ENTRIES PROVIDED:
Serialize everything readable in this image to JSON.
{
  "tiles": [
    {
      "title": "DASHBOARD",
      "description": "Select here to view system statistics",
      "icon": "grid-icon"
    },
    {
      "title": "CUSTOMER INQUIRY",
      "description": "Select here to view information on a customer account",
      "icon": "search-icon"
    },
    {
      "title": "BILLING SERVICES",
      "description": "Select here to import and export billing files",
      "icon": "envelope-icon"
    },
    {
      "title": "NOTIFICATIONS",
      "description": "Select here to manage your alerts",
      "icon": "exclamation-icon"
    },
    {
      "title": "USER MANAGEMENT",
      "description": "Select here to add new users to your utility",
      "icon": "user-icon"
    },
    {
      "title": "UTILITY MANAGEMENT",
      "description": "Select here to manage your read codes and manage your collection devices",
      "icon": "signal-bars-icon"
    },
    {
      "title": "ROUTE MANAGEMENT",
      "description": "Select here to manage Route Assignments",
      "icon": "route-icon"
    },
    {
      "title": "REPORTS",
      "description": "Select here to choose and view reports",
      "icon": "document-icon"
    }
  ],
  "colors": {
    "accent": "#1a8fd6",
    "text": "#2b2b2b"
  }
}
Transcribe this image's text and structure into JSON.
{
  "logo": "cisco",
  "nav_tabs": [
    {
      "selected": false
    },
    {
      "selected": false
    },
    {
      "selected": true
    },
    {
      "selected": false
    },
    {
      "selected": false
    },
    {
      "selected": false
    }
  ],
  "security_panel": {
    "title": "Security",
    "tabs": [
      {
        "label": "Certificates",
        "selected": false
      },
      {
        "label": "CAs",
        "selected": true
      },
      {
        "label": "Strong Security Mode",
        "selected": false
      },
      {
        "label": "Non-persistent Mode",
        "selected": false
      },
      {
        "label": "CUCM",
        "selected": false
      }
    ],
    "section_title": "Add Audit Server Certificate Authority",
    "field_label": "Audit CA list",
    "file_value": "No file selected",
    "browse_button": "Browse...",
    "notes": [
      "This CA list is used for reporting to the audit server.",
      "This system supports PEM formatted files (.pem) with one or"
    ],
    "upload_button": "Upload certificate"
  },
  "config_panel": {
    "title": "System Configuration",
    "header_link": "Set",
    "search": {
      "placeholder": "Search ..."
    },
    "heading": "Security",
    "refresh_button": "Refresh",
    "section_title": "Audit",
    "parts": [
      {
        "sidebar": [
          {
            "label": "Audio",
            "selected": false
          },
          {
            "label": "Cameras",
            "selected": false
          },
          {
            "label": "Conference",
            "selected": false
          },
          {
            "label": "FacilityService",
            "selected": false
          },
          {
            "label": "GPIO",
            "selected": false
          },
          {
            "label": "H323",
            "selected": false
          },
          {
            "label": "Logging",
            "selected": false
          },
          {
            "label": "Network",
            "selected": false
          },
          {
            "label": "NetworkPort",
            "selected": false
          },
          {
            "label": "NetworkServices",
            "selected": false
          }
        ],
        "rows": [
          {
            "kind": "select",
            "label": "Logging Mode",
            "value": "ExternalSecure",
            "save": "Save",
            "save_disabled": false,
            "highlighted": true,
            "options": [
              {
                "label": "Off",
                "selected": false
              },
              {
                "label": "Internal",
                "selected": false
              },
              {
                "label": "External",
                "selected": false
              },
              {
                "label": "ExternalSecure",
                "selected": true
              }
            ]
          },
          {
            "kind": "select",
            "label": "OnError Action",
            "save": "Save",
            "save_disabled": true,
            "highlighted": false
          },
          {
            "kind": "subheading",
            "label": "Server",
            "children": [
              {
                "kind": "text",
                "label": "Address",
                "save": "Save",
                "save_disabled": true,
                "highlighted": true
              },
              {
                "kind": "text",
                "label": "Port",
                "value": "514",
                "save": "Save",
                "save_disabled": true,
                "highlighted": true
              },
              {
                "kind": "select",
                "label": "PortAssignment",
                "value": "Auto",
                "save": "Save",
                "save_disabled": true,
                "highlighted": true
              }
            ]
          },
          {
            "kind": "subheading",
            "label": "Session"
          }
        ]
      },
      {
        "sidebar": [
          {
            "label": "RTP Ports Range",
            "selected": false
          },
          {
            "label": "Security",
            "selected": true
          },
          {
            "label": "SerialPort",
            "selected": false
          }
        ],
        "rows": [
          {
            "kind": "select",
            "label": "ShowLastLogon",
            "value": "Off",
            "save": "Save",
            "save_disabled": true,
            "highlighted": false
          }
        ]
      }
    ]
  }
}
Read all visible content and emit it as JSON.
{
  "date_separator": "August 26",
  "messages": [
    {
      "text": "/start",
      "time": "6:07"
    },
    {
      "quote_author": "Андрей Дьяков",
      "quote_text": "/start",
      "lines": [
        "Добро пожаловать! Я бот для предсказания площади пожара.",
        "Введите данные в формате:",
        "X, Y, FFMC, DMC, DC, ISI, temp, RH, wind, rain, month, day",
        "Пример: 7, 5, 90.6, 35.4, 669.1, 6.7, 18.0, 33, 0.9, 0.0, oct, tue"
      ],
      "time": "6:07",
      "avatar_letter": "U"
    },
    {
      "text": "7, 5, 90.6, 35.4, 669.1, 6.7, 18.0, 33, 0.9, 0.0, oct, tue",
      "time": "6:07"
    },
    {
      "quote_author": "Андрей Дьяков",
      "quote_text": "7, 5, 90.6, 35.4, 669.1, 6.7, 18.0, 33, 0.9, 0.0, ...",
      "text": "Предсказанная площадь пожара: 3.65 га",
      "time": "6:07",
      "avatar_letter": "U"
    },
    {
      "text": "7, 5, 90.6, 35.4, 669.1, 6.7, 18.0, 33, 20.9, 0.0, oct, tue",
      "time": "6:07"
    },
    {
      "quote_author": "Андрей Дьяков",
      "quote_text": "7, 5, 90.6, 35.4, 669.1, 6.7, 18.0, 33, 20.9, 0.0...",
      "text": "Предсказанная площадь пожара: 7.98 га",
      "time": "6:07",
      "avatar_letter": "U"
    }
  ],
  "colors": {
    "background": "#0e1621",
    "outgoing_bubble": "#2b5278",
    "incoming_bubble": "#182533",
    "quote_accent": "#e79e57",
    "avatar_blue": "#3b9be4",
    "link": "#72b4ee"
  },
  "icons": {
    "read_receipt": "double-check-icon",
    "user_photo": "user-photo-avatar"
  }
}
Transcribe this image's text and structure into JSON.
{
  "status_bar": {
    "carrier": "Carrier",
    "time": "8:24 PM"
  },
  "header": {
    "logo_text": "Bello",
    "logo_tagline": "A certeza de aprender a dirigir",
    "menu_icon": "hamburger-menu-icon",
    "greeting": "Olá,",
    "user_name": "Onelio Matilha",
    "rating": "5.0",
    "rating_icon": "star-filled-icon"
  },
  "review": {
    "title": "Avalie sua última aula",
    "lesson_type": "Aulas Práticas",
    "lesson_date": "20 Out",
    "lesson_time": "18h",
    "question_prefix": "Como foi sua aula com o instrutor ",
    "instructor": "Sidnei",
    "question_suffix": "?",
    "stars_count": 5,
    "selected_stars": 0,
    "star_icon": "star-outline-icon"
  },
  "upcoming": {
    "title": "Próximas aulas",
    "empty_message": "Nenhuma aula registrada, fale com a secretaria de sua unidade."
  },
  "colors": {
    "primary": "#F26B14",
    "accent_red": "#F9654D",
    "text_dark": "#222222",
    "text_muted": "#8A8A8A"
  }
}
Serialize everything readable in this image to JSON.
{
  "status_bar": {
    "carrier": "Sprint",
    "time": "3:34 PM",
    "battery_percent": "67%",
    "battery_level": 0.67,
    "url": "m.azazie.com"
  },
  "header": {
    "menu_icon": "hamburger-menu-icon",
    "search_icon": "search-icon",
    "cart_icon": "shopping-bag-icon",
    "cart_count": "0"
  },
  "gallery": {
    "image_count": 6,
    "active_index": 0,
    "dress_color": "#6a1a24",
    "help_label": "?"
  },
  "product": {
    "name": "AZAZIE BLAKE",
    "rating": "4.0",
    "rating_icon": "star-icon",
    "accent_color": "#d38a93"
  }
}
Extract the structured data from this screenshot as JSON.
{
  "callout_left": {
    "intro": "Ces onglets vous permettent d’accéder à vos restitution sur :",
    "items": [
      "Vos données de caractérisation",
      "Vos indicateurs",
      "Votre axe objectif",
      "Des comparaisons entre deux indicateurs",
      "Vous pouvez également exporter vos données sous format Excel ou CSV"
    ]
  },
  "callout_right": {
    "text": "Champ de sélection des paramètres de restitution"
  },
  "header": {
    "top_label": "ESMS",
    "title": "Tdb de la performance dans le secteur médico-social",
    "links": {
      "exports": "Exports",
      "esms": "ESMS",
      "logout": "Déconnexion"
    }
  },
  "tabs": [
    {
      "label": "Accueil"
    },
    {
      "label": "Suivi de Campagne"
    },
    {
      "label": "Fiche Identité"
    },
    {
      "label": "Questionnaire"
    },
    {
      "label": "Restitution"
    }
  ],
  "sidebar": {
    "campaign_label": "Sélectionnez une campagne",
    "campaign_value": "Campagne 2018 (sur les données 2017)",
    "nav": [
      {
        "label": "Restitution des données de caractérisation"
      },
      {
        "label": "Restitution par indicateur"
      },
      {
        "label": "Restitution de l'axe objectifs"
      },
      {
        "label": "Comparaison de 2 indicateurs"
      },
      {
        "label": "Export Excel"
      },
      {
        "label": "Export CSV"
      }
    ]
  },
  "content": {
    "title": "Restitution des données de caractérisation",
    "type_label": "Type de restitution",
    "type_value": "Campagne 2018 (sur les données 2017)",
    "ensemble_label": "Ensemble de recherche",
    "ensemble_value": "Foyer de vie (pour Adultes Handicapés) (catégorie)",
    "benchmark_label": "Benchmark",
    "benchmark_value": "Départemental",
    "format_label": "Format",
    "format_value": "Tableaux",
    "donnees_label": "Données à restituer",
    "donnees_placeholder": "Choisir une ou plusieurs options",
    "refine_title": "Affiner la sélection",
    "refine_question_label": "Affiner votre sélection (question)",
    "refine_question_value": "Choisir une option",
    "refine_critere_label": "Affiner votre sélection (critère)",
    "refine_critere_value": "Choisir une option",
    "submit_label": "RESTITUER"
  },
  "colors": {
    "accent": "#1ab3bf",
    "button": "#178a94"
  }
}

AIM: Looking at the data above, show all lines where the word "caractérisation" occurs.

RESULT OF THE EXERCISE:
      "Vos données de caractérisation",
        "label": "Restitution des données de caractérisation"
    "title": "Restitution des données de caractérisation",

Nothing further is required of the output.